Task prompt:
Find every line of the listing below where "amip" appears, and copy it.

Figure content listings:
^^^^^^^^

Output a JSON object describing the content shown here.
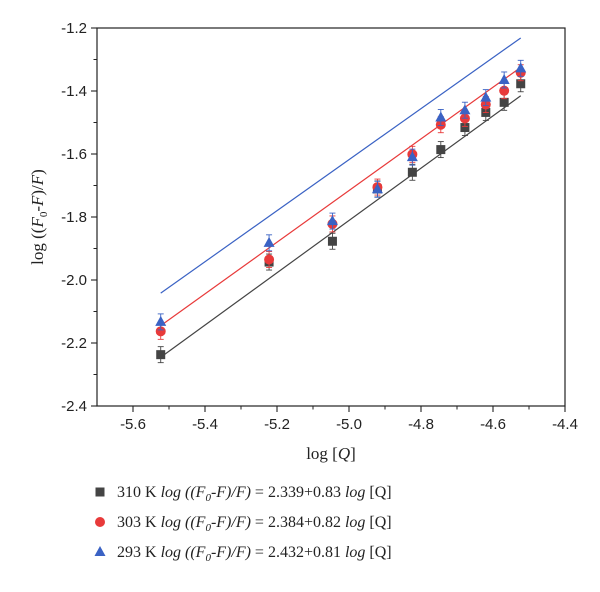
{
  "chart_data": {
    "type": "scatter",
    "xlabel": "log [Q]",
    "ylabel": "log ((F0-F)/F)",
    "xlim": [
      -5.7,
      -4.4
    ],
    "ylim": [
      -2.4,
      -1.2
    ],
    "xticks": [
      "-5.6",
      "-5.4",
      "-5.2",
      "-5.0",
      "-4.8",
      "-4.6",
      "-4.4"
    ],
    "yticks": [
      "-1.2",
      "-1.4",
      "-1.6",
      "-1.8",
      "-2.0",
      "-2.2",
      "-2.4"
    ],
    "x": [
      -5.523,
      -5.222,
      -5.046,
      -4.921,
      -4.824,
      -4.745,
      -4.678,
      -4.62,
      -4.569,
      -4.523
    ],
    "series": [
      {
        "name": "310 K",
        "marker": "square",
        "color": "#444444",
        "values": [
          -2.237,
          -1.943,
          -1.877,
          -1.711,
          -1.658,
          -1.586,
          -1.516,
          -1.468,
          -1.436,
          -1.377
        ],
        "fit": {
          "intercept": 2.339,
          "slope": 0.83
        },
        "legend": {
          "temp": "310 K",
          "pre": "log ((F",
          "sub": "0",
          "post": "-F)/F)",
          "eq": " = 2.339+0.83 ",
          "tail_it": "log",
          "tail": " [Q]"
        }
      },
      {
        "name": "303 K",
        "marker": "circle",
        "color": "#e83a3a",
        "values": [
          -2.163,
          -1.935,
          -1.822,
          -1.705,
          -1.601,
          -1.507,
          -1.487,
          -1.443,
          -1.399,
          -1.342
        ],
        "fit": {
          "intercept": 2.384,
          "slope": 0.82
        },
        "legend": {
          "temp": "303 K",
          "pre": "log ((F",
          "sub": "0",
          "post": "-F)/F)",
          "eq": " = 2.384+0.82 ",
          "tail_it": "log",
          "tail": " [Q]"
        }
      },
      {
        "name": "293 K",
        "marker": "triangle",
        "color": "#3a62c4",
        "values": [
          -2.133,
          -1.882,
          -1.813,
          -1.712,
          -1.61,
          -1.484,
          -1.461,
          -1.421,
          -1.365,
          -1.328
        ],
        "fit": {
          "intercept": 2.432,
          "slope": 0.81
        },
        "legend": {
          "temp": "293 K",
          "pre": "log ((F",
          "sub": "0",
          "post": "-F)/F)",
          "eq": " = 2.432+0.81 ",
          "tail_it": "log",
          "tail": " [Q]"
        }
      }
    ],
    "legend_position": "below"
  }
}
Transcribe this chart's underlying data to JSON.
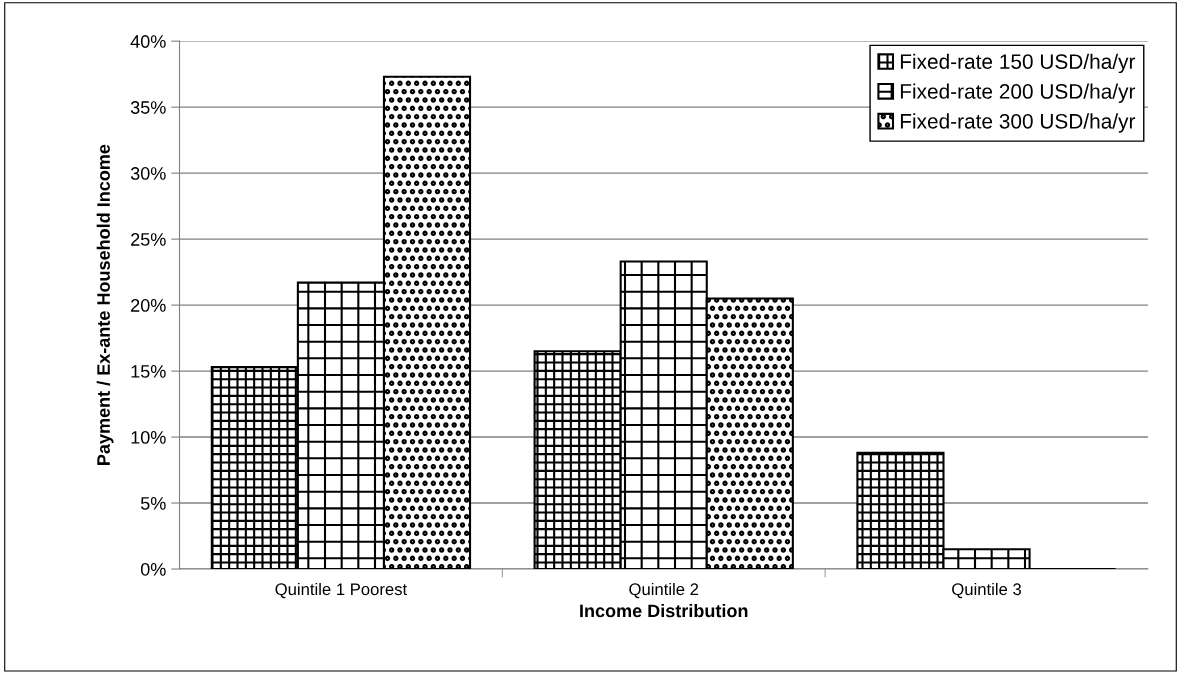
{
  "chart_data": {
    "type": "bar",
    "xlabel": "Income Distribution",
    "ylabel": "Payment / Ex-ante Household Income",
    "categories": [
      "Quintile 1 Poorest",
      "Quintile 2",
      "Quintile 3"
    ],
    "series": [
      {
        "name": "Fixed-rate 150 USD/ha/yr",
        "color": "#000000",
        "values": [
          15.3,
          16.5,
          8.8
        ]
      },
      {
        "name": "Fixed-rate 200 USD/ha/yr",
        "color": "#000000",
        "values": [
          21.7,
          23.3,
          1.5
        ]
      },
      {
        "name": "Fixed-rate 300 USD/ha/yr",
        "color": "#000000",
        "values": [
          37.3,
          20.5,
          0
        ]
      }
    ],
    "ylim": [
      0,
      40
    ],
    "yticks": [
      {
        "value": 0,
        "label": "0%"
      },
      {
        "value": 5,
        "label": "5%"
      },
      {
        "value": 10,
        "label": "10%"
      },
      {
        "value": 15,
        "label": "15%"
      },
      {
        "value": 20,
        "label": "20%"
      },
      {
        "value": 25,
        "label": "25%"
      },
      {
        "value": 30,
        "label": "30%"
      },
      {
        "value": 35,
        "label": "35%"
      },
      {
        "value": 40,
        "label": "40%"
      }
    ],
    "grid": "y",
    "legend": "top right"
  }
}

^^^^^^^^

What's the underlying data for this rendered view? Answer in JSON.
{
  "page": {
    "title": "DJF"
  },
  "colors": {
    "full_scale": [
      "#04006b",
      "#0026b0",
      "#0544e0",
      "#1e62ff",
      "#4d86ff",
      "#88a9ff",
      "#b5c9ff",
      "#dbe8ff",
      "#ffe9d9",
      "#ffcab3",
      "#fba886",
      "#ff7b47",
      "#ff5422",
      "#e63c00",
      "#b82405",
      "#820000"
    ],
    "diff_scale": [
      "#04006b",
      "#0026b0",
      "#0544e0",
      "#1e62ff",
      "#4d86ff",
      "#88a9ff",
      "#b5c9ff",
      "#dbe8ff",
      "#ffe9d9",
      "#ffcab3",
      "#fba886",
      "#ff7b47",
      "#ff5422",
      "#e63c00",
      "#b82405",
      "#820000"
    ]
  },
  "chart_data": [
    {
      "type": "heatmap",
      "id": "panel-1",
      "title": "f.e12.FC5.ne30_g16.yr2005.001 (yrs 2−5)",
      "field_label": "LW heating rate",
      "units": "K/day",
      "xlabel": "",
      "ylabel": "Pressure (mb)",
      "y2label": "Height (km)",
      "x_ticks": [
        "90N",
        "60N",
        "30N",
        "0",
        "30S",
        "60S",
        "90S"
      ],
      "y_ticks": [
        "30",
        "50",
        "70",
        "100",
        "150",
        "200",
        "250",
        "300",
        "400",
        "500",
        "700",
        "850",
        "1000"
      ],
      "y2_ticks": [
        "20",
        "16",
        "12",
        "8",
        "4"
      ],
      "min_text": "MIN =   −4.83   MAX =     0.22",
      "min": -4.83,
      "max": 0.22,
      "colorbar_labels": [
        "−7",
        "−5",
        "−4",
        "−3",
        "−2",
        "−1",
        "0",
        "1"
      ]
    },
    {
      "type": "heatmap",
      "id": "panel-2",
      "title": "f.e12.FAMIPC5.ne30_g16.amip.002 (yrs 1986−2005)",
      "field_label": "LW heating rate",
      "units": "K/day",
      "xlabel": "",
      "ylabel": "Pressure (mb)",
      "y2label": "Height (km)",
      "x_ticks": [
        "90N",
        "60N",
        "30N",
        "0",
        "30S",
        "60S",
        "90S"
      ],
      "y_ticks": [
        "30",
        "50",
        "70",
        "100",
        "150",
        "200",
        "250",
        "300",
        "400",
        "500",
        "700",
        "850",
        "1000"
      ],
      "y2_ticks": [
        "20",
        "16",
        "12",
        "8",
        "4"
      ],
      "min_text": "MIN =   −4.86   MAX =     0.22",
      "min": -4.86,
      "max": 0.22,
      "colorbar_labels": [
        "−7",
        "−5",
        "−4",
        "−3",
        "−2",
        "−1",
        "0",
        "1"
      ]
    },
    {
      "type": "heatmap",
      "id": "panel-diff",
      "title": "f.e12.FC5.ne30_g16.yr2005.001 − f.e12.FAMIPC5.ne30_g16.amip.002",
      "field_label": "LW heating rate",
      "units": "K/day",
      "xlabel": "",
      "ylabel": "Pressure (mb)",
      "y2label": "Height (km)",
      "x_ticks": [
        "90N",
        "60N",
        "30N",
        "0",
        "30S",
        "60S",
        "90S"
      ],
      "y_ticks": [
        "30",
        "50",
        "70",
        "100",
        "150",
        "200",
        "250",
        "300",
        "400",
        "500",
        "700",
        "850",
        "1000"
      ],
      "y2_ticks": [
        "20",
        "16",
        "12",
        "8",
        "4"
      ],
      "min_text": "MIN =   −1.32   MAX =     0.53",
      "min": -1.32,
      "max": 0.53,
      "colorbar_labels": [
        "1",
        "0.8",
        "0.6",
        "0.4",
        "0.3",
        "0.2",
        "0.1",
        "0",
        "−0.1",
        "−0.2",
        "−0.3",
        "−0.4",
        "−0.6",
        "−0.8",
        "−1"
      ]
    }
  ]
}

^^^^^^^^

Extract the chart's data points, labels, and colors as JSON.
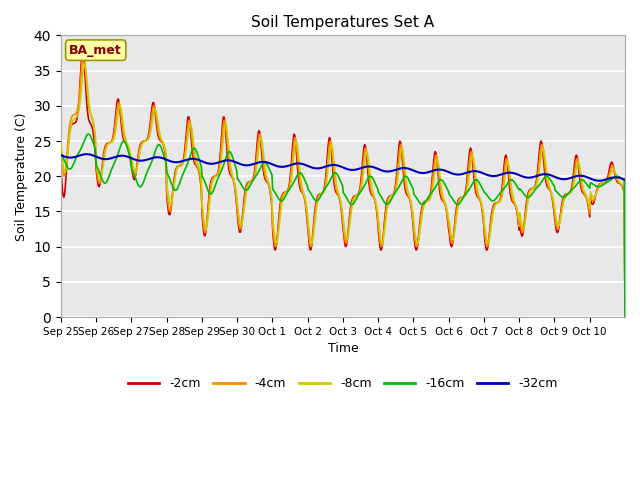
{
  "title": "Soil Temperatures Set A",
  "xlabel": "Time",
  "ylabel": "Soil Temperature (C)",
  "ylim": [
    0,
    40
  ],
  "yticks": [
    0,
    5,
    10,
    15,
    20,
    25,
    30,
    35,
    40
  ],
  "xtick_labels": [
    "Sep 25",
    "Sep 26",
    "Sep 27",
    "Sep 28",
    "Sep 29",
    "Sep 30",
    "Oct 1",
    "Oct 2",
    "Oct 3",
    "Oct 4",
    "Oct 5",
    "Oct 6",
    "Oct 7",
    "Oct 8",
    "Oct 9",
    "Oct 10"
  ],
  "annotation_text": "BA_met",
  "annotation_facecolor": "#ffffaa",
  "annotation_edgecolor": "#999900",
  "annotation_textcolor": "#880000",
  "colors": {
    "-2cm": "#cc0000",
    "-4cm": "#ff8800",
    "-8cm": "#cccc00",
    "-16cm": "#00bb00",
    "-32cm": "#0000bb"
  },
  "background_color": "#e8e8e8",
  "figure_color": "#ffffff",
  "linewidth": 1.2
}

^^^^^^^^

Task solution:
      "title": "f.e12.FAMIPC5.ne30_g16.amip.002 (yrs 1986−2005)",
      "title": "f.e12.FC5.ne30_g16.yr2005.001 − f.e12.FAMIPC5.ne30_g16.amip.002",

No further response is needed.